==== Task material ====
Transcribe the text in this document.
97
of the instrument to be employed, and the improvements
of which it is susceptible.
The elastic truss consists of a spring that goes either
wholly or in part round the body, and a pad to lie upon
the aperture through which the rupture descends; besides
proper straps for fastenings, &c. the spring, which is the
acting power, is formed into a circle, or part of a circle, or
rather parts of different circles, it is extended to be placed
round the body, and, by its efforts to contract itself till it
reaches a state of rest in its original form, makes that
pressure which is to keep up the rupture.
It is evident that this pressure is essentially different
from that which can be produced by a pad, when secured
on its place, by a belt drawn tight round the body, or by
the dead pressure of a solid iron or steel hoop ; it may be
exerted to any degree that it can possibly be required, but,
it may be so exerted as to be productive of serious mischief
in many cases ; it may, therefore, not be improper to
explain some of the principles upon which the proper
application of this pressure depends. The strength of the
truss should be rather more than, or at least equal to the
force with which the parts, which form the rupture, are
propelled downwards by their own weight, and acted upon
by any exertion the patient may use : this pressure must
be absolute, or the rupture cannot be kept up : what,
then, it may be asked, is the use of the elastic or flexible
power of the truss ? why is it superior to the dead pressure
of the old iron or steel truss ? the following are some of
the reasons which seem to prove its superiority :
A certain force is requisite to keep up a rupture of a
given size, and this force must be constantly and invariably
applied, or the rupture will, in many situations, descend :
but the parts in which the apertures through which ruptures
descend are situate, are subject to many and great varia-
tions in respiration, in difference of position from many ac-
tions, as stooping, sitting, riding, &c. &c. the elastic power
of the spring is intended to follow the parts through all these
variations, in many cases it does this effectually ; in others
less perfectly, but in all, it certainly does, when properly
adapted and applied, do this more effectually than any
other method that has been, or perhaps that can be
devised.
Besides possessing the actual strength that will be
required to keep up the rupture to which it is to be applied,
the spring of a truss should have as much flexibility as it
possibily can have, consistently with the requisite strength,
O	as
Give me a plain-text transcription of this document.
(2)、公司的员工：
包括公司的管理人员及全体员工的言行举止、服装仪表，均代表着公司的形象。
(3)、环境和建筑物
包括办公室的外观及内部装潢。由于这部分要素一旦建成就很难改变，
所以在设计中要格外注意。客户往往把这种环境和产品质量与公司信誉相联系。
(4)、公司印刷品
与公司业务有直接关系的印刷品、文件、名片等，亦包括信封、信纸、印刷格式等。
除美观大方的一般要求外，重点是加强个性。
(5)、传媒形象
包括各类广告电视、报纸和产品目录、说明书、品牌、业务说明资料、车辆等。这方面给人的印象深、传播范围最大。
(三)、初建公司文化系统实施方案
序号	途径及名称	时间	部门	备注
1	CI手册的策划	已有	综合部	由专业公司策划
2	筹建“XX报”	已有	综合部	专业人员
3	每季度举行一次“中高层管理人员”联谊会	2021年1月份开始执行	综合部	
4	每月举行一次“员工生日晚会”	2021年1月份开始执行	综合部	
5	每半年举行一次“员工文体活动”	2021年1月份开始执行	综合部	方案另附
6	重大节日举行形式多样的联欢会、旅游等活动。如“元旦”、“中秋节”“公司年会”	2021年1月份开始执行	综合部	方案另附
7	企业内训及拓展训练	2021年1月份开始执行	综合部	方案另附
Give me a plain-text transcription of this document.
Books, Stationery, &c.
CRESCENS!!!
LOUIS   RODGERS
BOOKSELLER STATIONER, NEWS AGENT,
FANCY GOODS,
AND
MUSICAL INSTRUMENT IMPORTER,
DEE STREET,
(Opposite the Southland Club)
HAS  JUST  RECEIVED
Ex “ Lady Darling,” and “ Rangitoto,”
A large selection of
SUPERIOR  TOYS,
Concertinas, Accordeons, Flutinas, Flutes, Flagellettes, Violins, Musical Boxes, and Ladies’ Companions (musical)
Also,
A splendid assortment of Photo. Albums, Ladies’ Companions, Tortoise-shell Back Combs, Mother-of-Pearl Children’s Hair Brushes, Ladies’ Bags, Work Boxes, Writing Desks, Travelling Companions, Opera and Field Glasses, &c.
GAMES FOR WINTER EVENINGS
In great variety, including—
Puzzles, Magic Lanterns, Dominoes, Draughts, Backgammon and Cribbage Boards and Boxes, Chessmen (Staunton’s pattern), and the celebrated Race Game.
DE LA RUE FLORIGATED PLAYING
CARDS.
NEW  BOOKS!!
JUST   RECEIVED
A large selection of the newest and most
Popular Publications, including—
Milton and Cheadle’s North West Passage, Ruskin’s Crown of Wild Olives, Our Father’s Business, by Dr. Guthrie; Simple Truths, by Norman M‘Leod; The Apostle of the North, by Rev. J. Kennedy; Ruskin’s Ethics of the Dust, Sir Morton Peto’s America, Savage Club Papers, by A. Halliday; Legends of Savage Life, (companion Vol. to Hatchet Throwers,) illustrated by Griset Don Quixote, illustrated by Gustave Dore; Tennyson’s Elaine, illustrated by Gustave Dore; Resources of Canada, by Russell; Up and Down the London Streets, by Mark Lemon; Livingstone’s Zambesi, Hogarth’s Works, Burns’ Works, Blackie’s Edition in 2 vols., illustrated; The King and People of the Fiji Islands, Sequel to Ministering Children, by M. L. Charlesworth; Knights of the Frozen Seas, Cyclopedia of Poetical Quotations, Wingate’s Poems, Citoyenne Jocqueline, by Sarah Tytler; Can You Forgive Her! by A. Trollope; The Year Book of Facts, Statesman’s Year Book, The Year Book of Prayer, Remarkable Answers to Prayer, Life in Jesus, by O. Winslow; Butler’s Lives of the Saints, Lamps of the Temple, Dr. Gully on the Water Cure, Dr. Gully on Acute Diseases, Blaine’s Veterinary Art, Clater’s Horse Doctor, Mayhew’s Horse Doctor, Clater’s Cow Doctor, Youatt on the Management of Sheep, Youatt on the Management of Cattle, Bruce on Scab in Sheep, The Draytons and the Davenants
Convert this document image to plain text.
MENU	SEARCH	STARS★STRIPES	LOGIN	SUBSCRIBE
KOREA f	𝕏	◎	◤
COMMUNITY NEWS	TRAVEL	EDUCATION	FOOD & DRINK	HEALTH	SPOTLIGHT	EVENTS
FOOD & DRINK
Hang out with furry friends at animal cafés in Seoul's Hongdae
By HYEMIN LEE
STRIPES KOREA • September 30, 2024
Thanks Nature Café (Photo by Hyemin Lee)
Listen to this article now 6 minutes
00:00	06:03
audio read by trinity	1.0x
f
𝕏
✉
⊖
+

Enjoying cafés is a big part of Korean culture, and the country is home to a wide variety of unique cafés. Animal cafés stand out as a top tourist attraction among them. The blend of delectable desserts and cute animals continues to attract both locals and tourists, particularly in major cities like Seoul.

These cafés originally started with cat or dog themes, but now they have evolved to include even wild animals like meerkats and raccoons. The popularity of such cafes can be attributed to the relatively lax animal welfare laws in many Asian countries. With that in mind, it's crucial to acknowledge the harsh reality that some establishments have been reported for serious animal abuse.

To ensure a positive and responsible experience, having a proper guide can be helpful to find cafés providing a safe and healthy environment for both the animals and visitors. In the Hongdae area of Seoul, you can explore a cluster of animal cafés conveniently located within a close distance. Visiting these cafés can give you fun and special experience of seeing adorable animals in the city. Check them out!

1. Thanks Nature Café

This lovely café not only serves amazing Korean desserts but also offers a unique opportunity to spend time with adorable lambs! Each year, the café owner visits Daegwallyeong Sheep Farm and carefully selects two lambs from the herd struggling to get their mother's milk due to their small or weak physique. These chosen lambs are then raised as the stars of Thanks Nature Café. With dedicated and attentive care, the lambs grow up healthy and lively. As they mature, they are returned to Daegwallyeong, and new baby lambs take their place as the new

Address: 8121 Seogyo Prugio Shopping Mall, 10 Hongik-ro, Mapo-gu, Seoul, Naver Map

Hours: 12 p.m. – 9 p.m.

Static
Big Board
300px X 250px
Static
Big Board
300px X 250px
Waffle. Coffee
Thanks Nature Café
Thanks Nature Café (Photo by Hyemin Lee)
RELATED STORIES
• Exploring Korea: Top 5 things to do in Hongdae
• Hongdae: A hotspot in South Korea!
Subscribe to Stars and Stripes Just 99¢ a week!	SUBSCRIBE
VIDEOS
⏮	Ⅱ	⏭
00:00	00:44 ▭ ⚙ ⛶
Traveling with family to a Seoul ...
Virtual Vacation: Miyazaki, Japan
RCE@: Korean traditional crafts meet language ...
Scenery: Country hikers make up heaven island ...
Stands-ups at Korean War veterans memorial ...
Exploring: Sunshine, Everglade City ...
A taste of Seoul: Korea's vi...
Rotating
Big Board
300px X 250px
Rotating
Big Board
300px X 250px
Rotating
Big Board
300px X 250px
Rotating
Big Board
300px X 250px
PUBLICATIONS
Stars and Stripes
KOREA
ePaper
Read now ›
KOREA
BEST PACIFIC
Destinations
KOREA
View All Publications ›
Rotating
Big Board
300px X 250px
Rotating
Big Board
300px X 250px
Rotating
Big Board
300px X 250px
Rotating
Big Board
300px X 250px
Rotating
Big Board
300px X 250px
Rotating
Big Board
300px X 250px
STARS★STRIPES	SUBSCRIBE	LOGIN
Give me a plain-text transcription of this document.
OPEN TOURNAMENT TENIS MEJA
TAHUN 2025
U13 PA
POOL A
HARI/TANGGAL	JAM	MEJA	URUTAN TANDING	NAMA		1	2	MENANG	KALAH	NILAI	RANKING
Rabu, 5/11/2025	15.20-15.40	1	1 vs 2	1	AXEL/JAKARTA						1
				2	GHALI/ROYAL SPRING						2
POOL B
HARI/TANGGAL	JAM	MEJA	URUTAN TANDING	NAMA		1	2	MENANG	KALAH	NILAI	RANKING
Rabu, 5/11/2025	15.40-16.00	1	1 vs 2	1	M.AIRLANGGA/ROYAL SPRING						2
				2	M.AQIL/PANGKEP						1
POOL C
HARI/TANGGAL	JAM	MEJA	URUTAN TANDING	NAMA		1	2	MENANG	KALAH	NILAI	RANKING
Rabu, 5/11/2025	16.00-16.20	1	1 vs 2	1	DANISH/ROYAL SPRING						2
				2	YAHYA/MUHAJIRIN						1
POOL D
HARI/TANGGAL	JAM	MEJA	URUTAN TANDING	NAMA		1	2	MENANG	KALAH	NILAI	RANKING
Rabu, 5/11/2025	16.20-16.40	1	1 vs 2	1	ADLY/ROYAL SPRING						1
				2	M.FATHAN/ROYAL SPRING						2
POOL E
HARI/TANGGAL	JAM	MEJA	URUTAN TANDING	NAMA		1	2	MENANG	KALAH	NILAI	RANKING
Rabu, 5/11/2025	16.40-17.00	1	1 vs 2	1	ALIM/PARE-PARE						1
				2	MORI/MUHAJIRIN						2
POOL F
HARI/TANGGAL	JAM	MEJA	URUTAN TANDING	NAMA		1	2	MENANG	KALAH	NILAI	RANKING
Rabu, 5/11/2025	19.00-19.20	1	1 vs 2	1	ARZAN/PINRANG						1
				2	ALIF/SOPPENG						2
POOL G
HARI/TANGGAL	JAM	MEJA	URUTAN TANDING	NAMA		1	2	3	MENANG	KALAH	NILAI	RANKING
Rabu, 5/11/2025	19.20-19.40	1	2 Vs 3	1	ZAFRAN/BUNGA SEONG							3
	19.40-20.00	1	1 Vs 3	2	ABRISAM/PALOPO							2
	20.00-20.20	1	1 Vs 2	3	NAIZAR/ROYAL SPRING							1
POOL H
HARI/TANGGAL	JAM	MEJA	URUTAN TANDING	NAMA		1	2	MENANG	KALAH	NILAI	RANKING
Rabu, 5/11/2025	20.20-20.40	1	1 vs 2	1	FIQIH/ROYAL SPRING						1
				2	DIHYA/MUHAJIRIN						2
====
Exercise task: Show all lines from the listing above in which "should" appears.

Exercise output:
truss should be rather more than, or at least equal to the
the spring of a truss should have as much flexibility as it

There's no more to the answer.